### Task prompt
Only the lines containing "name" belong in the answer; find them in the material below.

** Exercise materials follows **

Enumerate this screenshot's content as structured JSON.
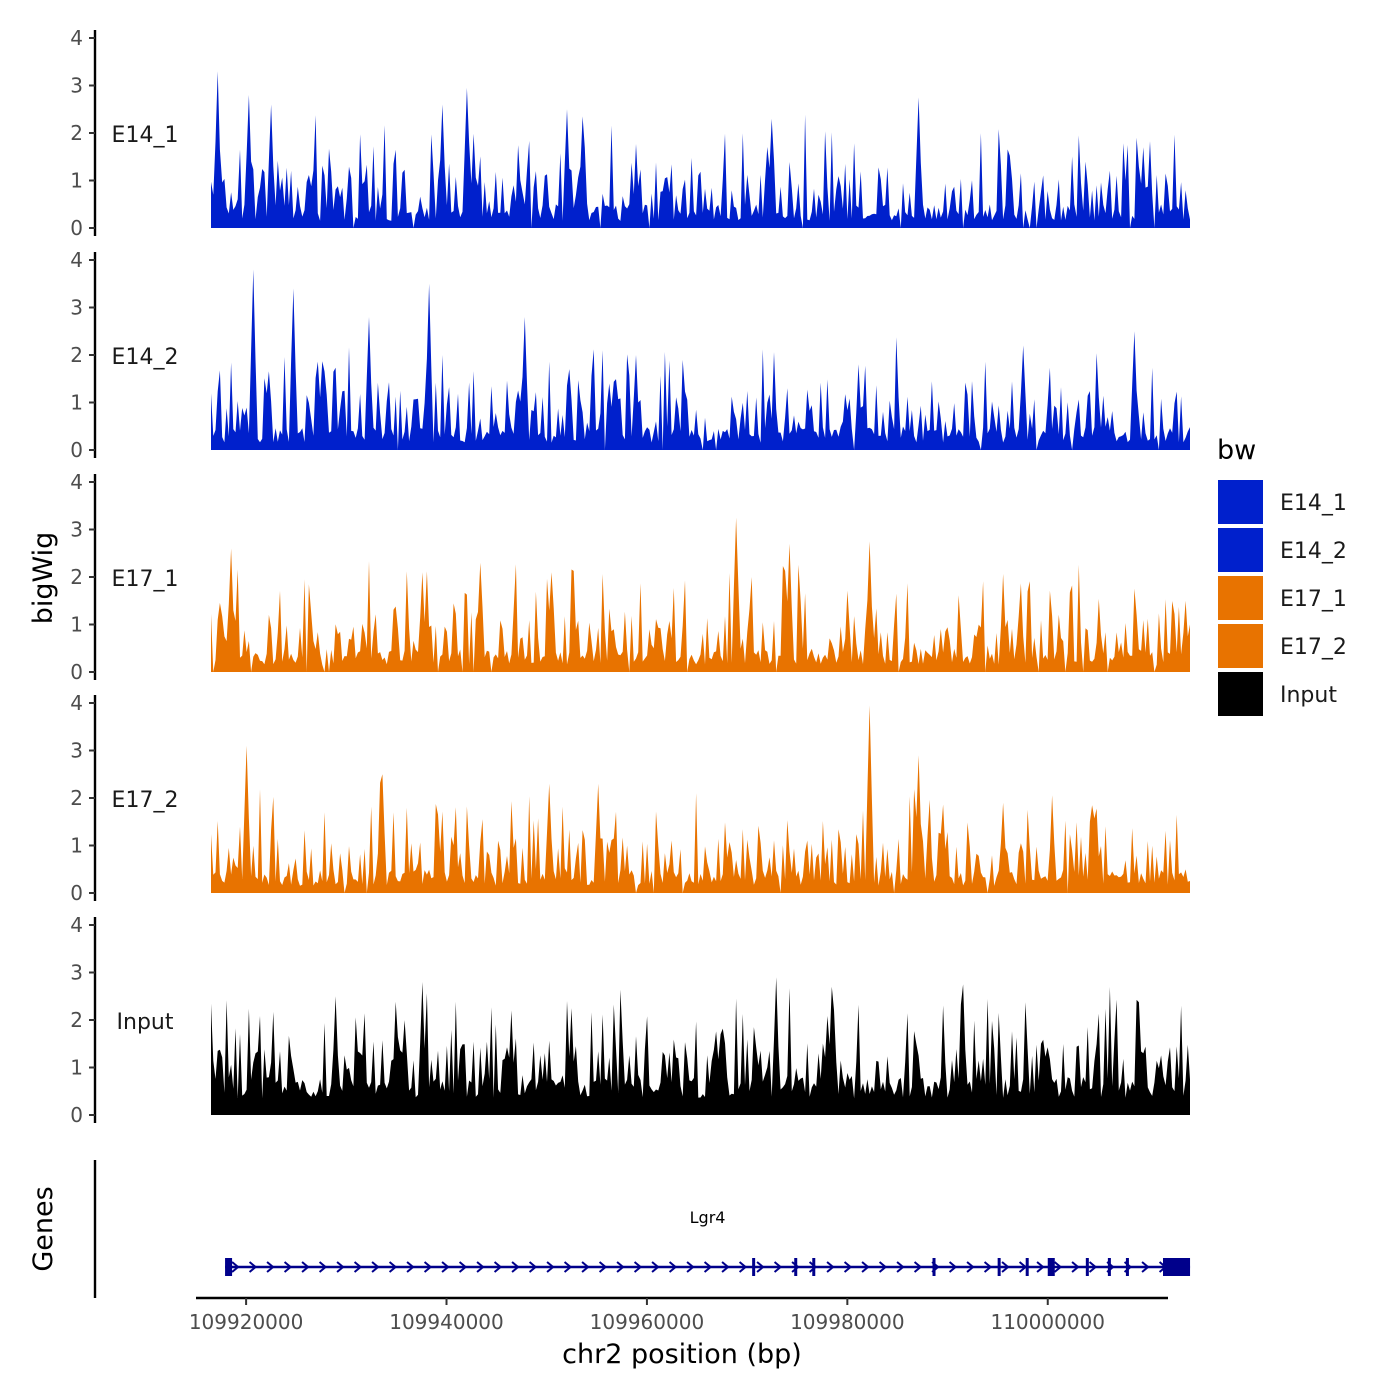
{
  "colors": {
    "E14_1": "#0020CC",
    "E14_2": "#0020CC",
    "E17_1": "#E87300",
    "E17_2": "#E87300",
    "Input": "#000000",
    "gene": "#00008B"
  },
  "chart_data": {
    "type": "area",
    "title": "",
    "ylabel": "bigWig",
    "xlabel": "chr2 position (bp)",
    "ylim": [
      0,
      4
    ],
    "yticks": [
      "0",
      "1",
      "2",
      "3",
      "4"
    ],
    "xlim": [
      109915000,
      110012000
    ],
    "xtick_values": [
      109920000,
      109940000,
      109960000,
      109980000,
      110000000
    ],
    "xtick_labels": [
      "109920000",
      "109940000",
      "109960000",
      "109980000",
      "110000000"
    ],
    "coverage_range": [
      109916500,
      110014200
    ],
    "legend": {
      "title": "bw",
      "entries": [
        "E14_1",
        "E14_2",
        "E17_1",
        "E17_2",
        "Input"
      ]
    },
    "series": [
      {
        "name": "E14_1",
        "peaks": [
          [
            109917100,
            3.3
          ],
          [
            109920200,
            2.8
          ],
          [
            109922500,
            2.6
          ],
          [
            109939500,
            2.6
          ],
          [
            109942000,
            2.95
          ],
          [
            109952000,
            2.5
          ],
          [
            109953500,
            2.35
          ],
          [
            109987000,
            2.75
          ],
          [
            109972500,
            2.3
          ],
          [
            110009500,
            1.7
          ]
        ]
      },
      {
        "name": "E14_2",
        "peaks": [
          [
            109920800,
            3.8
          ],
          [
            109924800,
            3.4
          ],
          [
            109938200,
            3.5
          ],
          [
            109932200,
            2.8
          ],
          [
            109947800,
            2.8
          ],
          [
            110008700,
            2.5
          ],
          [
            109997500,
            2.2
          ],
          [
            109958800,
            2.0
          ]
        ]
      },
      {
        "name": "E17_1",
        "peaks": [
          [
            109918500,
            2.6
          ],
          [
            109968800,
            3.25
          ],
          [
            109974300,
            2.7
          ],
          [
            109982300,
            2.75
          ],
          [
            109943300,
            2.3
          ],
          [
            109937500,
            2.1
          ],
          [
            109950500,
            2.1
          ],
          [
            110013800,
            1.5
          ]
        ]
      },
      {
        "name": "E17_2",
        "peaks": [
          [
            109920000,
            3.1
          ],
          [
            109933700,
            2.5
          ],
          [
            109982200,
            3.95
          ],
          [
            109987000,
            2.9
          ],
          [
            109950200,
            2.3
          ],
          [
            109955200,
            2.3
          ],
          [
            109995500,
            1.9
          ]
        ]
      },
      {
        "name": "Input",
        "peaks": [
          [
            109937700,
            2.8
          ],
          [
            109973000,
            2.9
          ],
          [
            109978500,
            2.7
          ],
          [
            109991500,
            2.75
          ],
          [
            109946500,
            2.2
          ],
          [
            109952500,
            2.25
          ],
          [
            109929000,
            2.5
          ]
        ]
      }
    ],
    "genes": {
      "label": "Genes",
      "items": [
        {
          "name": "Lgr4",
          "start": 109917900,
          "end": 110014200,
          "strand": "+",
          "exons": [
            [
              109917900,
              109918600
            ],
            [
              109970500,
              109970800
            ],
            [
              109974700,
              109975000
            ],
            [
              109976500,
              109976800
            ],
            [
              109988500,
              109988800
            ],
            [
              109995000,
              109995300
            ],
            [
              109997800,
              109998100
            ],
            [
              110000000,
              110000700
            ],
            [
              110003800,
              110004100
            ],
            [
              110006000,
              110006300
            ],
            [
              110007800,
              110008100
            ],
            [
              110011500,
              110014200
            ]
          ]
        }
      ]
    }
  }
}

** End of Exercise materials **

### Written solution
        "name": "E14_1",
        "name": "E14_2",
        "name": "E17_1",
        "name": "E17_2",
        "name": "Input",
          "name": "Lgr4",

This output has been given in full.